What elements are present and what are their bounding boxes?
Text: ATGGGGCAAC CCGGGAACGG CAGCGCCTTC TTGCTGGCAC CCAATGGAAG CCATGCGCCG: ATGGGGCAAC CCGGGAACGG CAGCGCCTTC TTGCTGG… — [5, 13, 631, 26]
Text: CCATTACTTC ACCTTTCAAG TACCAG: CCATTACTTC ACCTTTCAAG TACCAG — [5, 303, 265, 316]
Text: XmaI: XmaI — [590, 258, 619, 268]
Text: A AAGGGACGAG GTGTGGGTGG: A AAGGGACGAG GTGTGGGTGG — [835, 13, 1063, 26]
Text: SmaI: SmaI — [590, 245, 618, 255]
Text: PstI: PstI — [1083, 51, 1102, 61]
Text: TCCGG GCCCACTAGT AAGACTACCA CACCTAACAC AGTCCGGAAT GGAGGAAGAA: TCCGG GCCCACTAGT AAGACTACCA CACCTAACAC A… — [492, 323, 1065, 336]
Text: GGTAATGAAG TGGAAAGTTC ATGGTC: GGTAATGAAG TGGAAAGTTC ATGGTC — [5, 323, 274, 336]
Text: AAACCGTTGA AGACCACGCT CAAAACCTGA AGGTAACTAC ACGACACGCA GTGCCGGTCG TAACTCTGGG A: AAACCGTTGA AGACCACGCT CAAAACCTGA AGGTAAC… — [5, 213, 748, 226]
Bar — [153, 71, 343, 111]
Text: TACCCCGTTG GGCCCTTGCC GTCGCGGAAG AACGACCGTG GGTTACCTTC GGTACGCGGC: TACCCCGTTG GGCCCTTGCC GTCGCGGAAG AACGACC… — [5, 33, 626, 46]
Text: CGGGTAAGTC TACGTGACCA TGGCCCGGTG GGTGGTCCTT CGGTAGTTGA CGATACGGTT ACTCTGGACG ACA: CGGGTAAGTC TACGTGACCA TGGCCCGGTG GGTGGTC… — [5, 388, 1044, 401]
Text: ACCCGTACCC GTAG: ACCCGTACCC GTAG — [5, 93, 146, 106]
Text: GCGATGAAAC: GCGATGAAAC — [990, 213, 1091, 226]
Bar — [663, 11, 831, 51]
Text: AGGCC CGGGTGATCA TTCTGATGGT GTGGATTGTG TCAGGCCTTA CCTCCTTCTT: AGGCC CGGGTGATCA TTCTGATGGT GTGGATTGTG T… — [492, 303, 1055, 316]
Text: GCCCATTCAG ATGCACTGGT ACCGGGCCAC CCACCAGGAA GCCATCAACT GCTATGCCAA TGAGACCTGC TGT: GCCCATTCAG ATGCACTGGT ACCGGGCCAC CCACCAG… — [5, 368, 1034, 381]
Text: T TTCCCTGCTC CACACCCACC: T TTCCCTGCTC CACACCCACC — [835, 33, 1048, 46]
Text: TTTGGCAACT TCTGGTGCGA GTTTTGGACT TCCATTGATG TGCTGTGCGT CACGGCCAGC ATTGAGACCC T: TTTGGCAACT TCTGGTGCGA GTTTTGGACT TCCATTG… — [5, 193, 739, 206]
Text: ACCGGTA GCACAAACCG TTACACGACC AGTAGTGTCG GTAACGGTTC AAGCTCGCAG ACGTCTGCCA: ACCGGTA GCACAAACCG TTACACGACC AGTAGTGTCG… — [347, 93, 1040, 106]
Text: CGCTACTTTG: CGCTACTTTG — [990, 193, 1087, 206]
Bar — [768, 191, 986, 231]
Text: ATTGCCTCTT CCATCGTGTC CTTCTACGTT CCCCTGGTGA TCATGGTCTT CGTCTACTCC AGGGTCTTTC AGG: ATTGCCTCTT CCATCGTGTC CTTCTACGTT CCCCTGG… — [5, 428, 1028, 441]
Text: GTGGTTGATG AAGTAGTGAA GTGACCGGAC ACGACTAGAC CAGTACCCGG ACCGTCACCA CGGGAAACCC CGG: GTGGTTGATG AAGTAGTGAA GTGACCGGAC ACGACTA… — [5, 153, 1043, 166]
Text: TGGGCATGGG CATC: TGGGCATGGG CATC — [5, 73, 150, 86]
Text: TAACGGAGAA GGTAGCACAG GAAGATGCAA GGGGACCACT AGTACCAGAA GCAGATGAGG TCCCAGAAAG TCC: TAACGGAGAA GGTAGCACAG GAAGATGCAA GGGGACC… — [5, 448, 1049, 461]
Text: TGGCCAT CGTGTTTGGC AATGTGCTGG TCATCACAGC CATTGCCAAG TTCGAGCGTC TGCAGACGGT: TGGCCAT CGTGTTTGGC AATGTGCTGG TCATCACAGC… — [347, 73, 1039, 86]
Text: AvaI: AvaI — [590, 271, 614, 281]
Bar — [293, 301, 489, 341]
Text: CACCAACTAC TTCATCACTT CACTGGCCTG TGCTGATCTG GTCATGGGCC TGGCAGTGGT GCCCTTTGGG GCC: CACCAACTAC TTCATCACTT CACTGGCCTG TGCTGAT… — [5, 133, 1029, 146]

__What to work on__: Please reproduce the listing verbatim, starting at its first line and ending at the line that contains "Bar — [768, 191, 986, 231]", with both of those lines included.

__Right answer__:
What elements are present and what are their bounding boxes?
Text: ATGGGGCAAC CCGGGAACGG CAGCGCCTTC TTGCTGGCAC CCAATGGAAG CCATGCGCCG: ATGGGGCAAC CCGGGAACGG CAGCGCCTTC TTGCTGG… — [5, 13, 631, 26]
Text: CCATTACTTC ACCTTTCAAG TACCAG: CCATTACTTC ACCTTTCAAG TACCAG — [5, 303, 265, 316]
Text: XmaI: XmaI — [590, 258, 619, 268]
Text: A AAGGGACGAG GTGTGGGTGG: A AAGGGACGAG GTGTGGGTGG — [835, 13, 1063, 26]
Text: SmaI: SmaI — [590, 245, 618, 255]
Text: PstI: PstI — [1083, 51, 1102, 61]
Text: TCCGG GCCCACTAGT AAGACTACCA CACCTAACAC AGTCCGGAAT GGAGGAAGAA: TCCGG GCCCACTAGT AAGACTACCA CACCTAACAC A… — [492, 323, 1065, 336]
Text: GGTAATGAAG TGGAAAGTTC ATGGTC: GGTAATGAAG TGGAAAGTTC ATGGTC — [5, 323, 274, 336]
Text: AAACCGTTGA AGACCACGCT CAAAACCTGA AGGTAACTAC ACGACACGCA GTGCCGGTCG TAACTCTGGG A: AAACCGTTGA AGACCACGCT CAAAACCTGA AGGTAAC… — [5, 213, 748, 226]
Bar — [153, 71, 343, 111]
Text: TACCCCGTTG GGCCCTTGCC GTCGCGGAAG AACGACCGTG GGTTACCTTC GGTACGCGGC: TACCCCGTTG GGCCCTTGCC GTCGCGGAAG AACGACC… — [5, 33, 626, 46]
Text: CGGGTAAGTC TACGTGACCA TGGCCCGGTG GGTGGTCCTT CGGTAGTTGA CGATACGGTT ACTCTGGACG ACA: CGGGTAAGTC TACGTGACCA TGGCCCGGTG GGTGGTC… — [5, 388, 1044, 401]
Text: ACCCGTACCC GTAG: ACCCGTACCC GTAG — [5, 93, 146, 106]
Text: GCGATGAAAC: GCGATGAAAC — [990, 213, 1091, 226]
Bar — [663, 11, 831, 51]
Text: AGGCC CGGGTGATCA TTCTGATGGT GTGGATTGTG TCAGGCCTTA CCTCCTTCTT: AGGCC CGGGTGATCA TTCTGATGGT GTGGATTGTG T… — [492, 303, 1055, 316]
Text: GCCCATTCAG ATGCACTGGT ACCGGGCCAC CCACCAGGAA GCCATCAACT GCTATGCCAA TGAGACCTGC TGT: GCCCATTCAG ATGCACTGGT ACCGGGCCAC CCACCAG… — [5, 368, 1034, 381]
Text: T TTCCCTGCTC CACACCCACC: T TTCCCTGCTC CACACCCACC — [835, 33, 1048, 46]
Text: TTTGGCAACT TCTGGTGCGA GTTTTGGACT TCCATTGATG TGCTGTGCGT CACGGCCAGC ATTGAGACCC T: TTTGGCAACT TCTGGTGCGA GTTTTGGACT TCCATTG… — [5, 193, 739, 206]
Text: ACCGGTA GCACAAACCG TTACACGACC AGTAGTGTCG GTAACGGTTC AAGCTCGCAG ACGTCTGCCA: ACCGGTA GCACAAACCG TTACACGACC AGTAGTGTCG… — [347, 93, 1040, 106]
Text: CGCTACTTTG: CGCTACTTTG — [990, 193, 1087, 206]
Bar — [768, 191, 986, 231]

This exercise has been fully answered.